## Tasks to perform:
1) In the counting activities text, name every physical activity listed as something to do while counting.
2) Using the counting activities text, turn the paragraph beginning "Set a target number" into a short bulleted list that keeps its main points.
3) According to the counting activities text, what is the object of the "How high can we go?" activity?

## Text extract:

=======

Set a target number. Move on to another target number when the number is “mastered.” (even if its just the next number; or you could go by sets of 5s…1-5, 6-10, etc. Mastered is subjective. It can be when a number is recognized, sets can be made, etc. For more advanced students, you can include being able to write the number in your mastery criteria.
· Point and Count to numbers in order on number chart/line;
· Count with physical activity (do an activity such as jumping, clapping, blinking eyes, bouncing a ball, marching, jumping jacks while counting); alternatively, count the number of bounces, jumping jacks, blinks, etc)
· How high can we go?
(While sitting in a circle, the children count in turn (or mom and preschooler). The object is to see how high the group can count before missing a number. A marker can be placed on a number line to record the last correct number. Repeat and compare the current score with the recorded score. Move the marker forward when the old record is broken. (from NCDPI)

=======

## Given entries:

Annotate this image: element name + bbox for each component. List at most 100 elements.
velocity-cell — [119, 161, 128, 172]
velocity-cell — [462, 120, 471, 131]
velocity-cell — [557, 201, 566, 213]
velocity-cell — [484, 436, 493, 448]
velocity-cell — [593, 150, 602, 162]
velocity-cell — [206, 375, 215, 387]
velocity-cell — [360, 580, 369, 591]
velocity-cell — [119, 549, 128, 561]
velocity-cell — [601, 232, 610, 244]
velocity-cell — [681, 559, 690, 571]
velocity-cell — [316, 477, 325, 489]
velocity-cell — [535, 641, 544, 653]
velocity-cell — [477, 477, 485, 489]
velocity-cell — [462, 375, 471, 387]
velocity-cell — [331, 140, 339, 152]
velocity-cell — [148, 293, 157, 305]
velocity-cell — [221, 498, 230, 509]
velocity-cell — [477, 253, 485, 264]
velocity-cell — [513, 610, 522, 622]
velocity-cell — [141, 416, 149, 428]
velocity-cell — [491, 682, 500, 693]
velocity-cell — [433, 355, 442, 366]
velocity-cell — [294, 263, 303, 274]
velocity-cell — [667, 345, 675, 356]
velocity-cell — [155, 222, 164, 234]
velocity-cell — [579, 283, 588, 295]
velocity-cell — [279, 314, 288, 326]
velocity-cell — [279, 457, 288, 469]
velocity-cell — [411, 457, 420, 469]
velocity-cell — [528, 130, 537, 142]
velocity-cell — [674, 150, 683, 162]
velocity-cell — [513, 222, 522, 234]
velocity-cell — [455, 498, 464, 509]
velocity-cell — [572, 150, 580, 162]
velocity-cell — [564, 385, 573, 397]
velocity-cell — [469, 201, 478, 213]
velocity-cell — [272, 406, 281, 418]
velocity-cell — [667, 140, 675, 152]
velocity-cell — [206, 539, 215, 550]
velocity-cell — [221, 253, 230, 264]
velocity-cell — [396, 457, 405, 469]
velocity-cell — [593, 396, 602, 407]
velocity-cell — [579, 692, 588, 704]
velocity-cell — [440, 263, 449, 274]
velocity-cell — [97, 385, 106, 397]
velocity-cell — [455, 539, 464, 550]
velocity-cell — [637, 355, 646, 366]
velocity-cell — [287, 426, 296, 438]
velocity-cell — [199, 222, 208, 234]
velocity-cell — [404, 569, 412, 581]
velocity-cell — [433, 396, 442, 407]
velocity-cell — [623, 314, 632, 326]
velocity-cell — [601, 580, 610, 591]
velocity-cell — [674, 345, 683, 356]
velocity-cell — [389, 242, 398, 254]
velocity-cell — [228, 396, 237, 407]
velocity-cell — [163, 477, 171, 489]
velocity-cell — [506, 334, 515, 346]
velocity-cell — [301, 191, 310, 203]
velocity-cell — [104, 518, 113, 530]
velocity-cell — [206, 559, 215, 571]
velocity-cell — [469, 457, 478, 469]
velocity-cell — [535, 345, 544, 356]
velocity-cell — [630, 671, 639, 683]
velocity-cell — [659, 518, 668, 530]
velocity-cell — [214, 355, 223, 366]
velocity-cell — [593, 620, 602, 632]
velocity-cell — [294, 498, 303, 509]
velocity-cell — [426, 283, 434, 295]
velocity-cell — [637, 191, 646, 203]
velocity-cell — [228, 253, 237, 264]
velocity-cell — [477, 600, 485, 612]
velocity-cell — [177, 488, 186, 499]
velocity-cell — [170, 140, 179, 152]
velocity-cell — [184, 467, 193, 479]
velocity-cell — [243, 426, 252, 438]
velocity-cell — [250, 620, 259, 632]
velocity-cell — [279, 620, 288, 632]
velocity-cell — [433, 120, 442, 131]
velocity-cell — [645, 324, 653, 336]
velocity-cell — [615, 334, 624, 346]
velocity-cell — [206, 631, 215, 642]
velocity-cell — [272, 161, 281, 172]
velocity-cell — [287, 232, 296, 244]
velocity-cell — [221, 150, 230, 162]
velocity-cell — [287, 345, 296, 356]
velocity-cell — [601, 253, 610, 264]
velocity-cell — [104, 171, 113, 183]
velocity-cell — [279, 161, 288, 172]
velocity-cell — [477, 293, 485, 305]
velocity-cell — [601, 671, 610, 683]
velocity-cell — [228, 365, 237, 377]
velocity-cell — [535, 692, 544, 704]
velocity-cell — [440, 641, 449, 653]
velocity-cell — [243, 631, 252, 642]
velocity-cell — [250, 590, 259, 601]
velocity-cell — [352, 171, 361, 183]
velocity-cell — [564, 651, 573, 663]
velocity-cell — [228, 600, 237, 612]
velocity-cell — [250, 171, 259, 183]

=======

## Full answers:
1)
- Jumping
- Clapping
- Blinking eyes
- Bouncing a ball
- Marching
- Jumping jacks

2)
- Pick a target number, and move to another once the current one is mastered.
- The next target can be the following number, or numbers can be grouped in sets of five (1-5, 6-10, and so on).
- Mastery is subjective and can mean recognizing the number or making sets of it.
- For more advanced students, writing the number can be part of the mastery criteria.

3) The object is to see how high the group can count before missing a number.